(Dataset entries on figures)
- - - -

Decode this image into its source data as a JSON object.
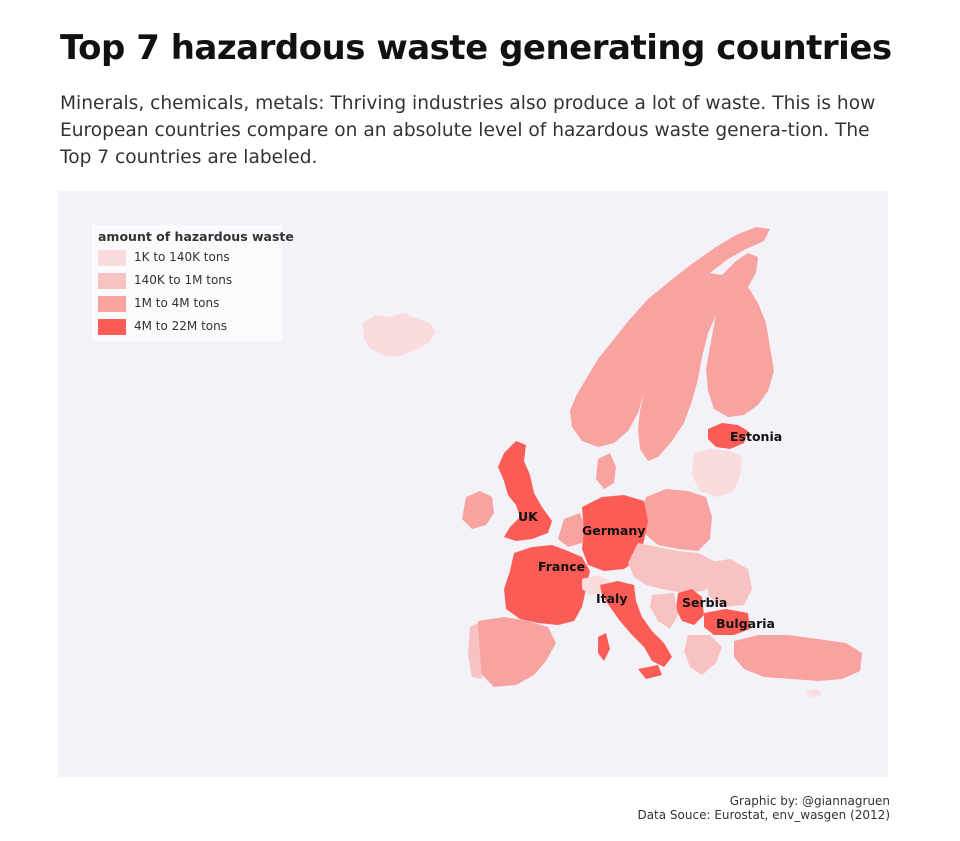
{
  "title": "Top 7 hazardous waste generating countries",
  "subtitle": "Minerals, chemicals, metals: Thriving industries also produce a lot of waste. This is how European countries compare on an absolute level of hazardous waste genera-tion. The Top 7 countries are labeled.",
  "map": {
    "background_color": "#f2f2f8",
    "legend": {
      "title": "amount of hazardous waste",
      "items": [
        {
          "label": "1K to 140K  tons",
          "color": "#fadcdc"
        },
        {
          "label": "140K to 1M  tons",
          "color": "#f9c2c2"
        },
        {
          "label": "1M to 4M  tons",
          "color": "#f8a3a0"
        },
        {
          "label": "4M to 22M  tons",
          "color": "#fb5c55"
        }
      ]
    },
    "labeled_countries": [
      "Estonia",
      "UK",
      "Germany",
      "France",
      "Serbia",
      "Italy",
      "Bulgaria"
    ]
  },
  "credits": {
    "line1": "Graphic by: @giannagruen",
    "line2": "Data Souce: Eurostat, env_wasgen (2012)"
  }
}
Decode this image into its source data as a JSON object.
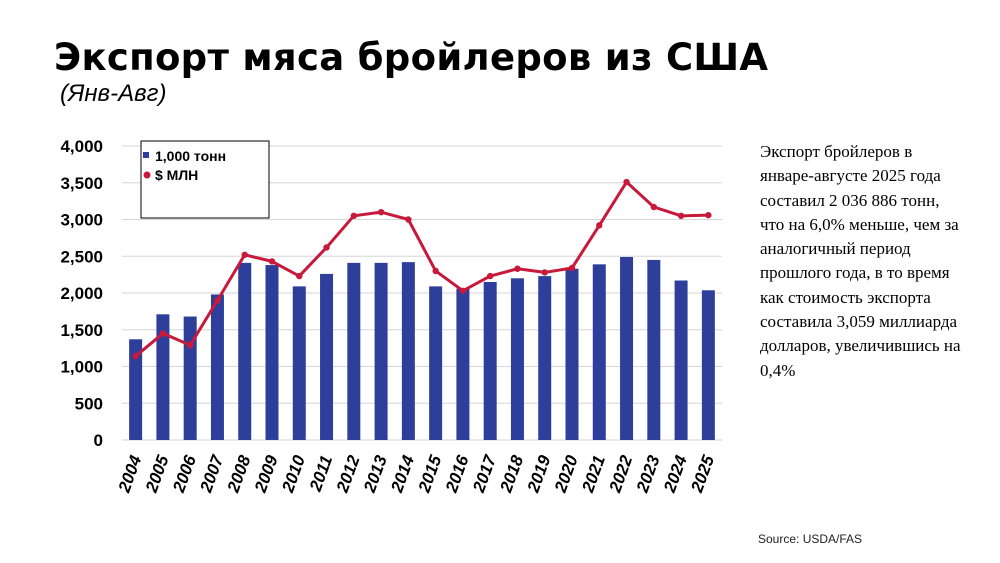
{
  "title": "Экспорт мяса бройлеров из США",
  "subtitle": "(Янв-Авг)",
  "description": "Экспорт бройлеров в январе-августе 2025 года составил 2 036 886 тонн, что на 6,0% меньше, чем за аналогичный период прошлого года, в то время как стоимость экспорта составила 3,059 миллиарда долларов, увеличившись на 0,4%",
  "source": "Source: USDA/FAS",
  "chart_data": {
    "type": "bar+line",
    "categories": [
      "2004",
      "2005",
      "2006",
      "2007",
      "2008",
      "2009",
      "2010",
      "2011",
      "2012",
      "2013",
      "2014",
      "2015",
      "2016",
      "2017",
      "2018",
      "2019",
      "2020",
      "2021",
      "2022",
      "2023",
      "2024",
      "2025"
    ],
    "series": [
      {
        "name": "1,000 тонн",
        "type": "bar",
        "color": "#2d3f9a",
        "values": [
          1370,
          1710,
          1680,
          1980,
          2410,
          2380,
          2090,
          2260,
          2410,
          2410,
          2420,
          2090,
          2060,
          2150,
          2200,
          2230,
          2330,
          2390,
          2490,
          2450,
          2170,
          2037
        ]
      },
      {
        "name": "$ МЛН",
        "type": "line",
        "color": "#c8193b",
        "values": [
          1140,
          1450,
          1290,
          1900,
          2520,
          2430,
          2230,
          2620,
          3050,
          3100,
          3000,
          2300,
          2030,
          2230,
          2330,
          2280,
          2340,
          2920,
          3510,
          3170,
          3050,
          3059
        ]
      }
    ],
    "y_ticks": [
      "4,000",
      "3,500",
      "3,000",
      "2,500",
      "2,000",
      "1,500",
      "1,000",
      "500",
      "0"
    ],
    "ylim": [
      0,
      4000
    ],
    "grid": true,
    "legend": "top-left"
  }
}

- - - -

◆ What this task involves: Ignore the images and quote every line of the listing exactly.

◆ Exercise answer:
Decode this image into its source data as a JSON object.
{
  "title": "Top 7 hazardous waste generating countries",
  "subtitle": "Minerals, chemicals, metals: Thriving industries also produce a lot of waste. This is how European countries compare on an absolute level of hazardous waste genera-tion. The Top 7 countries are labeled.",
  "map": {
    "background_color": "#f2f2f8",
    "legend": {
      "title": "amount of hazardous waste",
      "items": [
        {
          "label": "1K to 140K  tons",
          "color": "#fadcdc"
        },
        {
          "label": "140K to 1M  tons",
          "color": "#f9c2c2"
        },
        {
          "label": "1M to 4M  tons",
          "color": "#f8a3a0"
        },
        {
          "label": "4M to 22M  tons",
          "color": "#fb5c55"
        }
      ]
    },
    "labeled_countries": [
      "Estonia",
      "UK",
      "Germany",
      "France",
      "Serbia",
      "Italy",
      "Bulgaria"
    ]
  },
  "credits": {
    "line1": "Graphic by: @giannagruen",
    "line2": "Data Souce: Eurostat, env_wasgen (2012)"
  }
}
Decode this image into its source data as a JSON object.
{
  "title": "Экспорт мяса бройлеров из США",
  "subtitle": "(Янв-Авг)",
  "description": "Экспорт бройлеров в январе-августе 2025 года составил 2 036 886 тонн, что на 6,0% меньше, чем за аналогичный период прошлого года, в то время как стоимость экспорта составила 3,059 миллиарда долларов, увеличившись на 0,4%",
  "source": "Source: USDA/FAS",
  "chart_data": {
    "type": "bar+line",
    "categories": [
      "2004",
      "2005",
      "2006",
      "2007",
      "2008",
      "2009",
      "2010",
      "2011",
      "2012",
      "2013",
      "2014",
      "2015",
      "2016",
      "2017",
      "2018",
      "2019",
      "2020",
      "2021",
      "2022",
      "2023",
      "2024",
      "2025"
    ],
    "series": [
      {
        "name": "1,000 тонн",
        "type": "bar",
        "color": "#2d3f9a",
        "values": [
          1370,
          1710,
          1680,
          1980,
          2410,
          2380,
          2090,
          2260,
          2410,
          2410,
          2420,
          2090,
          2060,
          2150,
          2200,
          2230,
          2330,
          2390,
          2490,
          2450,
          2170,
          2037
        ]
      },
      {
        "name": "$ МЛН",
        "type": "line",
        "color": "#c8193b",
        "values": [
          1140,
          1450,
          1290,
          1900,
          2520,
          2430,
          2230,
          2620,
          3050,
          3100,
          3000,
          2300,
          2030,
          2230,
          2330,
          2280,
          2340,
          2920,
          3510,
          3170,
          3050,
          3059
        ]
      }
    ],
    "y_ticks": [
      "4,000",
      "3,500",
      "3,000",
      "2,500",
      "2,000",
      "1,500",
      "1,000",
      "500",
      "0"
    ],
    "ylim": [
      0,
      4000
    ],
    "grid": true,
    "legend": "top-left"
  }
}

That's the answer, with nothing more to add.